• [Required task]:
What follows is a listing; give it again exactly, in its entirety.

• [Materials provided]:
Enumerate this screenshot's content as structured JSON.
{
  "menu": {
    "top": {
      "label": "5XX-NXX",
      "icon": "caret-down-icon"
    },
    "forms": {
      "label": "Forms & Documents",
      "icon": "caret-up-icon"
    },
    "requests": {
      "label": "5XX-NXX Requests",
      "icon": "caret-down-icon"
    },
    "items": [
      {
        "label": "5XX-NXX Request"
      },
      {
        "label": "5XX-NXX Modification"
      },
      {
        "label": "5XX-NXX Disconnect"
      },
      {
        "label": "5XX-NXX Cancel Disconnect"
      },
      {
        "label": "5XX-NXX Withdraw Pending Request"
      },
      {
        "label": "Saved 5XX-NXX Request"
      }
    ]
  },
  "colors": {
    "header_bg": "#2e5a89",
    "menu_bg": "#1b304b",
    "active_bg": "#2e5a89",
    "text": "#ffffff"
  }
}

• [Full solution]:
Enumerate this screenshot's content as structured JSON.
{
  "menu": {
    "top": {
      "label": "5XX-NXX",
      "icon": "caret-down-icon"
    },
    "forms": {
      "label": "Forms & Documents",
      "icon": "caret-up-icon"
    },
    "requests": {
      "label": "5XX-NXX Requests",
      "icon": "caret-down-icon"
    },
    "items": [
      {
        "label": "5XX-NXX Request"
      },
      {
        "label": "5XX-NXX Modification"
      },
      {
        "label": "5XX-NXX Disconnect"
      },
      {
        "label": "5XX-NXX Cancel Disconnect"
      },
      {
        "label": "5XX-NXX Withdraw Pending Request"
      },
      {
        "label": "Saved 5XX-NXX Request"
      }
    ]
  },
  "colors": {
    "header_bg": "#2e5a89",
    "menu_bg": "#1b304b",
    "active_bg": "#2e5a89",
    "text": "#ffffff"
  }
}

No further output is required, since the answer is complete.